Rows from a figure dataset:
— START —

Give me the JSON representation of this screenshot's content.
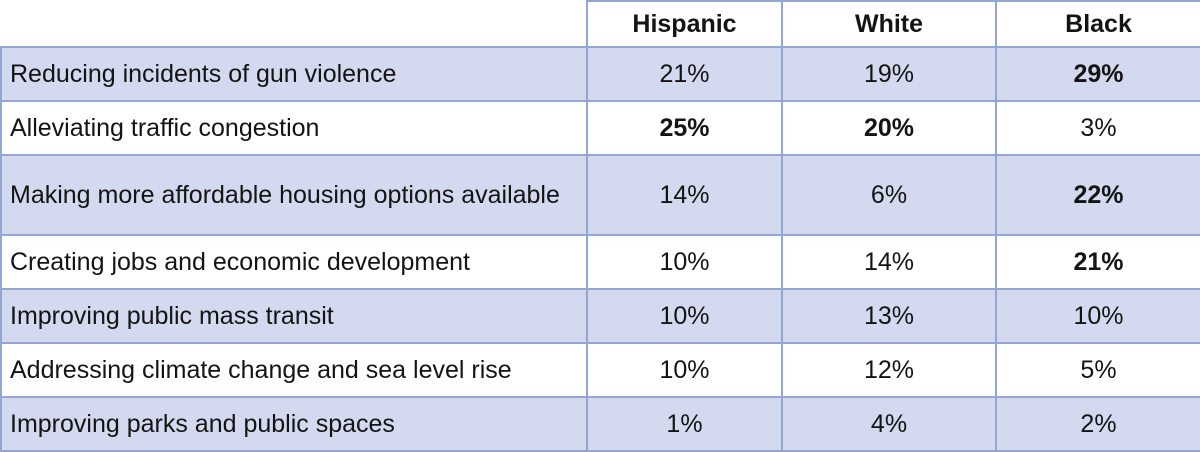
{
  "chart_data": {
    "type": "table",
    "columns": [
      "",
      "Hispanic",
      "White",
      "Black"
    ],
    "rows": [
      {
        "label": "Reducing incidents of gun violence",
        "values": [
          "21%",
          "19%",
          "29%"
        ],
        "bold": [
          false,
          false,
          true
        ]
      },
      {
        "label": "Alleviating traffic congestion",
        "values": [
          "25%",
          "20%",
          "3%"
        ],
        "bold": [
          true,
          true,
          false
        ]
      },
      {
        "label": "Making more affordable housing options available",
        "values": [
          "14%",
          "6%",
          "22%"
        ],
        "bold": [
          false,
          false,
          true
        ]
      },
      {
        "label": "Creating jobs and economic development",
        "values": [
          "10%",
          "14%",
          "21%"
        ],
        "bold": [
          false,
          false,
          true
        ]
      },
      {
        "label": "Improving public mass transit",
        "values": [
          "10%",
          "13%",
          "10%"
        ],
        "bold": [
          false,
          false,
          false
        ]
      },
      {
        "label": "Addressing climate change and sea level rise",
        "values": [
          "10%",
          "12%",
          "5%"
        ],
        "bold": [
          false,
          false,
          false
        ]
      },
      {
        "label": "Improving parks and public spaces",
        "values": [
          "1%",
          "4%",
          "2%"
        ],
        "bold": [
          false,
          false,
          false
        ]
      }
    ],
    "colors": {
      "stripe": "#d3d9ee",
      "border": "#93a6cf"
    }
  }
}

— END —
— START —

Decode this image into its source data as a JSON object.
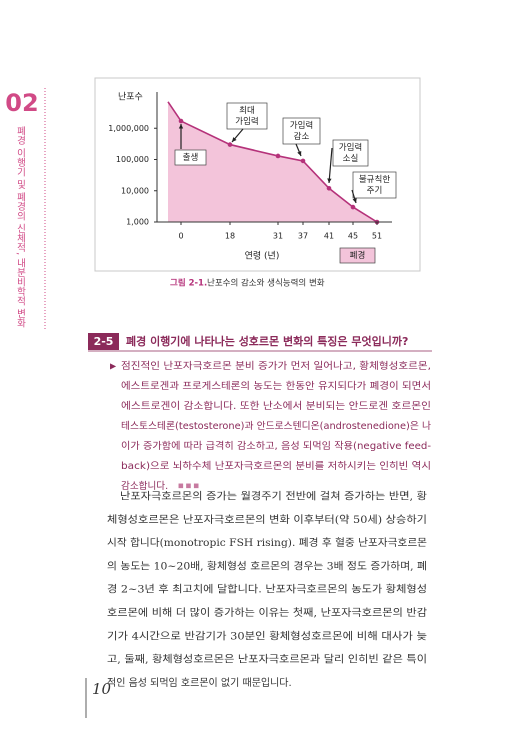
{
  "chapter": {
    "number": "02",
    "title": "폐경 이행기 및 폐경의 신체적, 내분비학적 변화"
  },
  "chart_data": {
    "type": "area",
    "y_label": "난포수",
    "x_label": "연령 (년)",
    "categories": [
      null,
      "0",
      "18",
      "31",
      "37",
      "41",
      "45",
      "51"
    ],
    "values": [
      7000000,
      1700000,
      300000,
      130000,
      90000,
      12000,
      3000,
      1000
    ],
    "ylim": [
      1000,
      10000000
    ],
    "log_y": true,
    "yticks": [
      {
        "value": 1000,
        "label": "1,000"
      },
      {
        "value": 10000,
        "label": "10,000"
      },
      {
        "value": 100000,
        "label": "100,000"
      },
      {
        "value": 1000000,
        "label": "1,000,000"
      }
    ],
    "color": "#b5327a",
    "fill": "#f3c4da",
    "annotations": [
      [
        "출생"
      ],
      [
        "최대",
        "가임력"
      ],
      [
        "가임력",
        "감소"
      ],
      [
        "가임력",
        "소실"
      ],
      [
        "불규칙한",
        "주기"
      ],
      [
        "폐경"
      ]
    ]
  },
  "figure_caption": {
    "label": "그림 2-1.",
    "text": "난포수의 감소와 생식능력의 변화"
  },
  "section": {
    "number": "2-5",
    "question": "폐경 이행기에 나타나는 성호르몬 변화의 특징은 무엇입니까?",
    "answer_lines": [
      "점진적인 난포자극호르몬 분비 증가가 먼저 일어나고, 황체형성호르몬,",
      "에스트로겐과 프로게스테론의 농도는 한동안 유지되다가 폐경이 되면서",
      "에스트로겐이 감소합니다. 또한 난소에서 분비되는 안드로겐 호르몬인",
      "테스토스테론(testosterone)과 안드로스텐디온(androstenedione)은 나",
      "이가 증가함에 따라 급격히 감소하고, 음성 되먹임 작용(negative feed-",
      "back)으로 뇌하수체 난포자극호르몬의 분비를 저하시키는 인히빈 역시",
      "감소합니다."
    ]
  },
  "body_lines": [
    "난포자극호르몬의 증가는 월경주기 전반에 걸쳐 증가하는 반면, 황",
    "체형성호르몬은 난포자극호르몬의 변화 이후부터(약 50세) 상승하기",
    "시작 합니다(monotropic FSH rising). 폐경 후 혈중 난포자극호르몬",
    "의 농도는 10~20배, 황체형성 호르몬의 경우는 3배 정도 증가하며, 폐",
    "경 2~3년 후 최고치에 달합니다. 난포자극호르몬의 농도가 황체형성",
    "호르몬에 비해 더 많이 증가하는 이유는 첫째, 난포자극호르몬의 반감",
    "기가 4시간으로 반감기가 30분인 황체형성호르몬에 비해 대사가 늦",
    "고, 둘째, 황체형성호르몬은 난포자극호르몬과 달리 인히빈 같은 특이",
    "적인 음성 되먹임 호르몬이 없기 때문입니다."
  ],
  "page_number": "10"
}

— END —

- [Given task]: Using the listing above, show every line that includes the string "Improving".

- [Answer to the exercise]:
        "label": "Improving public mass transit",
        "label": "Improving parks and public spaces",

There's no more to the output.